- _Data lines_:

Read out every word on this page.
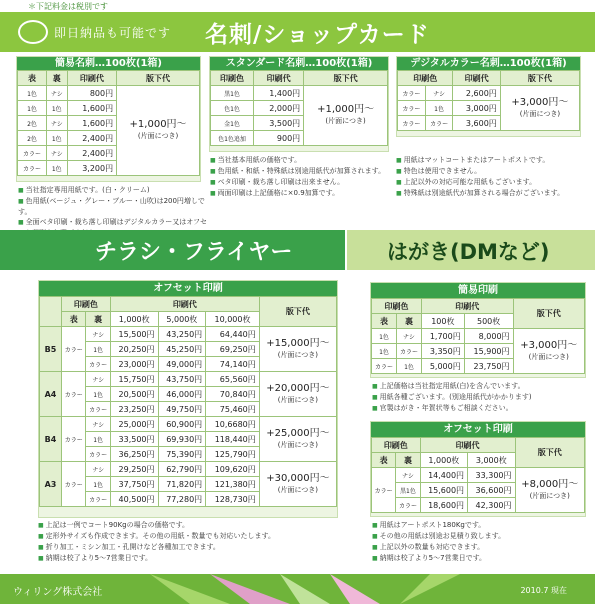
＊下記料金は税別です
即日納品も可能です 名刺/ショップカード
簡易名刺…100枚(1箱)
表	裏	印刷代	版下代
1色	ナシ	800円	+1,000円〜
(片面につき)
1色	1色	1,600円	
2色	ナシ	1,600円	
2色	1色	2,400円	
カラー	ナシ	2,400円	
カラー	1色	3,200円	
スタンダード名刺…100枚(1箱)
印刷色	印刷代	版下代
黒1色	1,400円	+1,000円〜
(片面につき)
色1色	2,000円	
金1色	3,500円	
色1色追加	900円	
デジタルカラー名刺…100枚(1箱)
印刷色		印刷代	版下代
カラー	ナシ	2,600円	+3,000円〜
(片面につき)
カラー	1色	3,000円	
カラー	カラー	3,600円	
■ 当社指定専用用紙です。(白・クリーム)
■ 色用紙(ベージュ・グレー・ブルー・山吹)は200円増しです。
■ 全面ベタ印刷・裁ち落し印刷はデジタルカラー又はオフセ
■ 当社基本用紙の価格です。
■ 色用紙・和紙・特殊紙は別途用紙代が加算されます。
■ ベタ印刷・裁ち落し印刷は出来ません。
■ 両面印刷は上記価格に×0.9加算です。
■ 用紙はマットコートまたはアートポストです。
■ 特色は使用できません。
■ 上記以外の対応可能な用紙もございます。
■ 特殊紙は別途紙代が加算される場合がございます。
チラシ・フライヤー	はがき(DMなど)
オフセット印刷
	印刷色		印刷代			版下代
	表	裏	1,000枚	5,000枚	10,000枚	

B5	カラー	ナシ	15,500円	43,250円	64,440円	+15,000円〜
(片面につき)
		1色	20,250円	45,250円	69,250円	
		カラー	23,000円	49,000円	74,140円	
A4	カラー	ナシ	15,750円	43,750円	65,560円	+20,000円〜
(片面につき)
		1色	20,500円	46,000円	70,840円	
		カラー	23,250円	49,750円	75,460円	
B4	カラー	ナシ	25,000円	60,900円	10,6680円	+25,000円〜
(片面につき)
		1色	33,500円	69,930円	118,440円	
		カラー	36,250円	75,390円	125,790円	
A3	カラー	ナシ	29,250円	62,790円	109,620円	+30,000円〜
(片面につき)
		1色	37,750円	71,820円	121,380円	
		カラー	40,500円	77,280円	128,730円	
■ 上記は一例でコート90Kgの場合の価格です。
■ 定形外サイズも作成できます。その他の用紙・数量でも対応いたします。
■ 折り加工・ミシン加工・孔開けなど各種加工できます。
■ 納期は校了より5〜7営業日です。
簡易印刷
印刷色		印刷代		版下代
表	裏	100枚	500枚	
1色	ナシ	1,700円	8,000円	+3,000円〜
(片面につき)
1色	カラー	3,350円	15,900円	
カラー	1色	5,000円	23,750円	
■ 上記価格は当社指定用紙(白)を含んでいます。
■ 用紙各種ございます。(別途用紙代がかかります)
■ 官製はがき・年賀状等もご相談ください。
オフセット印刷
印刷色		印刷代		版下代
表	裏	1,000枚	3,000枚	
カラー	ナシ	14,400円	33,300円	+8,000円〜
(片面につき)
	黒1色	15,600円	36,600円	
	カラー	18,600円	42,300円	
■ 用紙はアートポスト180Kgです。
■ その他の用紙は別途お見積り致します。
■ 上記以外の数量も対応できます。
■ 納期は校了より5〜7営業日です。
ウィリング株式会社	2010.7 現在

==

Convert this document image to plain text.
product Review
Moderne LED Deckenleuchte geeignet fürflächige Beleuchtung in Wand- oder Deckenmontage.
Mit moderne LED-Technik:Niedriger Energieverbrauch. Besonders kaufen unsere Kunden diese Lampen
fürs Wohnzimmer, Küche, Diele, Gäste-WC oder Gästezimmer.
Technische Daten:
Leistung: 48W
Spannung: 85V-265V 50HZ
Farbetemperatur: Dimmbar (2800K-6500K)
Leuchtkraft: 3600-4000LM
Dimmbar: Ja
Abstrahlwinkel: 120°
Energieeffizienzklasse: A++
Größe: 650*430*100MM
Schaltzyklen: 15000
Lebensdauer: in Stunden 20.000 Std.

- _Task prompt_:
Looking at the data above, show all lines where the word "this" occurs.

- _Task output_:
Read out every word on this page.
Convert this document image to plain text.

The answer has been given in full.